Page transcription dataset items

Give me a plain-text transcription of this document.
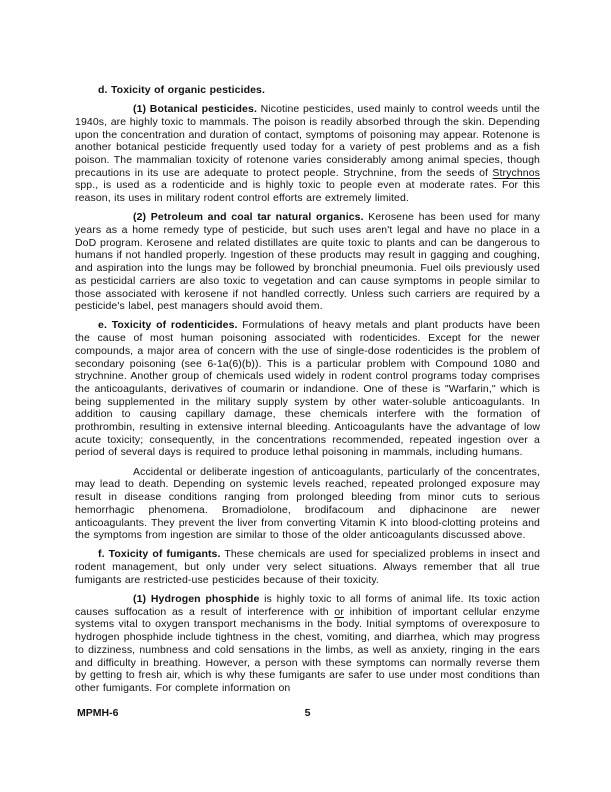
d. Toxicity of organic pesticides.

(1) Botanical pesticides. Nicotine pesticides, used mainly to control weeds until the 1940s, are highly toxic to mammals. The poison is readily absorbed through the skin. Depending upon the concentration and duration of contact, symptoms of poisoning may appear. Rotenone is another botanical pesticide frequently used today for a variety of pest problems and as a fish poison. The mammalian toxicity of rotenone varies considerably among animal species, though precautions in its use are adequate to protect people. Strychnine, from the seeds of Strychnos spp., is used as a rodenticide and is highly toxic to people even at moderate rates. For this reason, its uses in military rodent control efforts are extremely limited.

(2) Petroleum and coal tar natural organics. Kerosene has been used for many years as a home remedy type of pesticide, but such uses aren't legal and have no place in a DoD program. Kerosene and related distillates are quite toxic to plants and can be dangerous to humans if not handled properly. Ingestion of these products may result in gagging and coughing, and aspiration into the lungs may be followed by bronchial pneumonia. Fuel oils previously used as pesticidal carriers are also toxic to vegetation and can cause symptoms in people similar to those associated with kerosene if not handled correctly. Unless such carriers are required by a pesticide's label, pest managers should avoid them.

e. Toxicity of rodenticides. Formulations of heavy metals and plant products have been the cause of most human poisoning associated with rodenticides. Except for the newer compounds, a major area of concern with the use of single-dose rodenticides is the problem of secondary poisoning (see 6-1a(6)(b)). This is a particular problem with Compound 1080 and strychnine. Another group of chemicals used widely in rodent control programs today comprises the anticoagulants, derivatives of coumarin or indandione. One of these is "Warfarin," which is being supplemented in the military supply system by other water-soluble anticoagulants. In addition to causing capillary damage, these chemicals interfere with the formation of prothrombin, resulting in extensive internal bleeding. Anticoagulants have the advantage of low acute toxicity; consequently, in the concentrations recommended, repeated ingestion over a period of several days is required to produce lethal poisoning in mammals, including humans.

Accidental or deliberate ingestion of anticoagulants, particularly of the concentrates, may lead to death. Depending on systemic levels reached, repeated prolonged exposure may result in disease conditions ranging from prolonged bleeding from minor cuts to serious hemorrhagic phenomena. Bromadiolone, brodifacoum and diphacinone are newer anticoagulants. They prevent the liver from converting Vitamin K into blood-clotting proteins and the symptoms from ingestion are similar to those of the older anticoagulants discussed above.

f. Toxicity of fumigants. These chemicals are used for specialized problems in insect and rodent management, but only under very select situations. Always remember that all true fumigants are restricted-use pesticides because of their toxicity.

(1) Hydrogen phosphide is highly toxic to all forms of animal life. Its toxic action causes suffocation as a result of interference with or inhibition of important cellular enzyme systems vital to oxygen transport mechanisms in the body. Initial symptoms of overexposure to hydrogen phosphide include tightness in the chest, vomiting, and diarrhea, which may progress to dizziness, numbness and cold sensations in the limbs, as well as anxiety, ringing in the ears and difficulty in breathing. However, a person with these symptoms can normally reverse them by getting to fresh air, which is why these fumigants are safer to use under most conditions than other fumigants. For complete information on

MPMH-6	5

• Task goal
The answer is every line of the data, exactly as written, with the pictures dropped.

• Solution to this exercise
Give me a plain-text transcription of this document.
d. Toxicity of organic pesticides.

(1) Botanical pesticides. Nicotine pesticides, used mainly to control weeds until the 1940s, are highly toxic to mammals. The poison is readily absorbed through the skin. Depending upon the concentration and duration of contact, symptoms of poisoning may appear. Rotenone is another botanical pesticide frequently used today for a variety of pest problems and as a fish poison. The mammalian toxicity of rotenone varies considerably among animal species, though precautions in its use are adequate to protect people. Strychnine, from the seeds of Strychnos spp., is used as a rodenticide and is highly toxic to people even at moderate rates. For this reason, its uses in military rodent control efforts are extremely limited.

(2) Petroleum and coal tar natural organics. Kerosene has been used for many years as a home remedy type of pesticide, but such uses aren't legal and have no place in a DoD program. Kerosene and related distillates are quite toxic to plants and can be dangerous to humans if not handled properly. Ingestion of these products may result in gagging and coughing, and aspiration into the lungs may be followed by bronchial pneumonia. Fuel oils previously used as pesticidal carriers are also toxic to vegetation and can cause symptoms in people similar to those associated with kerosene if not handled correctly. Unless such carriers are required by a pesticide's label, pest managers should avoid them.

e. Toxicity of rodenticides. Formulations of heavy metals and plant products have been the cause of most human poisoning associated with rodenticides. Except for the newer compounds, a major area of concern with the use of single-dose rodenticides is the problem of secondary poisoning (see 6-1a(6)(b)). This is a particular problem with Compound 1080 and strychnine. Another group of chemicals used widely in rodent control programs today comprises the anticoagulants, derivatives of coumarin or indandione. One of these is "Warfarin," which is being supplemented in the military supply system by other water-soluble anticoagulants. In addition to causing capillary damage, these chemicals interfere with the formation of prothrombin, resulting in extensive internal bleeding. Anticoagulants have the advantage of low acute toxicity; consequently, in the concentrations recommended, repeated ingestion over a period of several days is required to produce lethal poisoning in mammals, including humans.

Accidental or deliberate ingestion of anticoagulants, particularly of the concentrates, may lead to death. Depending on systemic levels reached, repeated prolonged exposure may result in disease conditions ranging from prolonged bleeding from minor cuts to serious hemorrhagic phenomena. Bromadiolone, brodifacoum and diphacinone are newer anticoagulants. They prevent the liver from converting Vitamin K into blood-clotting proteins and the symptoms from ingestion are similar to those of the older anticoagulants discussed above.

f. Toxicity of fumigants. These chemicals are used for specialized problems in insect and rodent management, but only under very select situations. Always remember that all true fumigants are restricted-use pesticides because of their toxicity.

(1) Hydrogen phosphide is highly toxic to all forms of animal life. Its toxic action causes suffocation as a result of interference with or inhibition of important cellular enzyme systems vital to oxygen transport mechanisms in the body. Initial symptoms of overexposure to hydrogen phosphide include tightness in the chest, vomiting, and diarrhea, which may progress to dizziness, numbness and cold sensations in the limbs, as well as anxiety, ringing in the ears and difficulty in breathing. However, a person with these symptoms can normally reverse them by getting to fresh air, which is why these fumigants are safer to use under most conditions than other fumigants. For complete information on

MPMH-6	5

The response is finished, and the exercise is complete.